▶ **Belge metni**

Amerika’daki 1,5 milyon Ermeni’nin en az 900 bininin yaşadığı, (küçük Ermenistan olarak da adlandırılan Los Angeles’teki 200.000 nüfuslu Glendale ilçesinin 80.000′i 2007 sayımlarına göre Ermeni’dir ve 5 belediye meclisi üyesinin 3ü Ermenidir), George Deukmejian’ı (Dökmeciyan) vali seçtirdikleri, eyalet meclisinde birçok Ermeni’nin bulunduğu, Los Angeles Şehir Meclisi’nin Hollywood Bulvarı’ndan Santa Monica Bulvarı’na, oradan da 101. Otoyola adar uzanan Los Angeles bölümünün 2001 yılında Küçük Ermenistan olarak resmen tanındığı bu Los Angeles şehrinde, bu Kaliforniya eyaletinde, bu da problem miydi yani?
Neymiş? Zaman aşımıymış! O da ne? Bir kanun. Kanunlar değiştirilemezler mi? Hele ki Amerika’da ve hele ki Kaliforniya’da? Bunca yıllık lobiciliği boşuna mı yapmışlardı Ermeniler?
Kanunu değiştirdiler. Hem de 2010 yılına kadar uzatmalı. Ermeniler’in de zaten istediği o idi. Bu süre bu iş için yeter ve artardı bile.
Aslında bu çabanın önünde engeller yaratmak için Türkiye’nin de tam 7 yılı vardı. 2003te duyurduk. 2007′deyiz. Ama bizde, “cık, yok bunun ucu bize dokunmaz” dan başka hareket yok maalesef.
…….
Ve işte size Amerika’yı avucunun içine almış bir Ermeni cemaati! Acaba kimin vatan sevgisi kiminkinden azdır. Bunu bilebilmek mümkün müdür?
……..
Dr. Yeghiayan yani bir işe daha başladı.. Geçtiğimiz yıllarda, Avrupa’da da araştırmalar yaparak Osmanlı İmparatorluğu’nda sigortacılık yapan diğer 59 hayat sigorta kurumunu da araştırmaya başladı.

▶ **Çalışma talimatları**
**1)** Belge metninde geçen bütün yılları, her birini yalnızca bir kez yazarak metinde ilk göründükleri sırayla listeleyin.
**2)** Los Angeles'taki Ermeni cemaatini anlatan belge metnini son cümlesinin ardından devam ettirin.

▶ **Kayıt kümesi**
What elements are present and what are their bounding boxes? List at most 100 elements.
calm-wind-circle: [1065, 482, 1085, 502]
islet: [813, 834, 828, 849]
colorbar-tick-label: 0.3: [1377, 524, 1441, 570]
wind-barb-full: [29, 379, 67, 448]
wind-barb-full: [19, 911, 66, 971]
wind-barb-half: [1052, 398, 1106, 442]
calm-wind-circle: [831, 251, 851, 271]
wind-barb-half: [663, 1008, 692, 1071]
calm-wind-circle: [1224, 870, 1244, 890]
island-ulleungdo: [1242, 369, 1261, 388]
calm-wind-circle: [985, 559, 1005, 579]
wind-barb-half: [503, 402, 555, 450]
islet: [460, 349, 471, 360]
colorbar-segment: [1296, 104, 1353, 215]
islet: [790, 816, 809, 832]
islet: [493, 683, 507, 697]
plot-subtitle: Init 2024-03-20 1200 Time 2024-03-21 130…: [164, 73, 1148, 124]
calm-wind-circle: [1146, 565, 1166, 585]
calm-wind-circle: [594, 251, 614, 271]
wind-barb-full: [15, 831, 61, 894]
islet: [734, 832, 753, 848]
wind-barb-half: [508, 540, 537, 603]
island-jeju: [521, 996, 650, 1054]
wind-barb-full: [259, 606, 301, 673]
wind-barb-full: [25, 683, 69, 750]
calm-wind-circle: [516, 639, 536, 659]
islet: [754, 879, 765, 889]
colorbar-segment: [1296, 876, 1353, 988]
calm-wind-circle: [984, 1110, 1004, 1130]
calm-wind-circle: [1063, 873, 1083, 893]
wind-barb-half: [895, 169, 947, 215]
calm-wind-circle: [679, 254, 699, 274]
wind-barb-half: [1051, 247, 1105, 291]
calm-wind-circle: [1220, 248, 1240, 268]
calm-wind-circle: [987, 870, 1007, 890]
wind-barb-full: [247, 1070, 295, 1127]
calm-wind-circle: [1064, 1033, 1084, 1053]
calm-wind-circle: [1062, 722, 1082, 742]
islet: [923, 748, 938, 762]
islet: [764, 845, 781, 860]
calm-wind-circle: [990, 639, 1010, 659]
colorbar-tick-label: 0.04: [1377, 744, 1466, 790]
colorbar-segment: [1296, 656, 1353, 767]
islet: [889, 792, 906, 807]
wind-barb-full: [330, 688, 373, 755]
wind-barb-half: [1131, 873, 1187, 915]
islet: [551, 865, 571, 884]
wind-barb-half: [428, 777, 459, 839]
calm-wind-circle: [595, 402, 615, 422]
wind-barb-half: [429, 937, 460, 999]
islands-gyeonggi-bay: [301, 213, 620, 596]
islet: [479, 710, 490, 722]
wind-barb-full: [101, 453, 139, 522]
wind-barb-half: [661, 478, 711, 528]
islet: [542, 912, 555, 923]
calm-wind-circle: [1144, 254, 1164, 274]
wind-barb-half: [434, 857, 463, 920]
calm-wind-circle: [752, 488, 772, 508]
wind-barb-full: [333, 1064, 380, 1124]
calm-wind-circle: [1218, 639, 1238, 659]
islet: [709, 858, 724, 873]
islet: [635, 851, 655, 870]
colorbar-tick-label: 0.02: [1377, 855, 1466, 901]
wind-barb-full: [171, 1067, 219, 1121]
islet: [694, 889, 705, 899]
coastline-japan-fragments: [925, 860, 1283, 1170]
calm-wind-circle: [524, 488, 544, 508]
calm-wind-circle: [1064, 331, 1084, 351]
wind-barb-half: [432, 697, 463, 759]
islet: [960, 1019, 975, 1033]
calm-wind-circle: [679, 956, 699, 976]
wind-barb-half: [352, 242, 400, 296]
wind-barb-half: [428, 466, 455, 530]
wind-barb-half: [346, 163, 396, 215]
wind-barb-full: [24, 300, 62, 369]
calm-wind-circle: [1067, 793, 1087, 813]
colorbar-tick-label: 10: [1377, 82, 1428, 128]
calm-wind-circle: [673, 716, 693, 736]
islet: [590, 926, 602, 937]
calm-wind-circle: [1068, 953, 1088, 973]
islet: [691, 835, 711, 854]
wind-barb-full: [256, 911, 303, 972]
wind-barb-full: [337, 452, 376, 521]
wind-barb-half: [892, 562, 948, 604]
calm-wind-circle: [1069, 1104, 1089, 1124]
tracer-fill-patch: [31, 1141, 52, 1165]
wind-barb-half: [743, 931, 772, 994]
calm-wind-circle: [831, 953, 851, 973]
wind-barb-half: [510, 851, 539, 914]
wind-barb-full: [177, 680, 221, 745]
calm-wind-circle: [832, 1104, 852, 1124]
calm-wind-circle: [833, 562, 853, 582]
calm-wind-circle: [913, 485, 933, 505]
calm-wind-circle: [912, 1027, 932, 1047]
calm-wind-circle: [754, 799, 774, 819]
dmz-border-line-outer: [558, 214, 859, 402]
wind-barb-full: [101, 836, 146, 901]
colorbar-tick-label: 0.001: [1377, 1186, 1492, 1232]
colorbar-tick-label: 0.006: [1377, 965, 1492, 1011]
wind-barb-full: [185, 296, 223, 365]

▶ **Görev yanıtları**
**1)** 2007, 2001, 2010, 2003

**2)**
New Jersey eyaletinde işlev gören bir Ermeni düşünce kurumu, Gomidaş Enstitüsü’nün ve Amerikan Princeton Üniversite’sinin Amerikan resmi çevreleri içinde geniş şekilde yayımladığı bir çalışması, sadece New York Life sigorta şirketinin Ermenilere sattığı poliçelerin o tarihteki değerlerinin 10 milyon dolardan fazla olduğunu ve bugünkü değerinin 100 milyar dolar civarında olduğunu belirtmekte. Değişik avukatların, konuya dair değerlendirmeleri de, tüm faiz, para işletme karşılığı tazminat ve tüm “kasıt” tazminatları da ele alındığında, bu miktarın 1 milyar dolardan 50 milyar dolara kadar uzanabileceği yönünde.
Bir yandan da, adı geçen tüm yeni gelişmeler, Amerika’da 1998’de yasalaşan Yahudi Soykırımı ardından gelen 2. Dünya Savaşı sigorta istemlerine doğrudan doğruya paralellik göstermekte olduğundan, Amerikan sigorta şirketleri bu en büyük eyaletteki Kaliforniya’daki sigorta pazarında iş yapmakta zorlanabileceklerini düşünmekteler ve gelecekleri endişeler yaşıyor. Çünkü daha şimdiden, ceplerinden çıkacak bu paraların hesabının kimden sorulacağının, Türkiye’den alınıp bir gün kendilerine iade edileceğinin hesabını yapıyorlardır.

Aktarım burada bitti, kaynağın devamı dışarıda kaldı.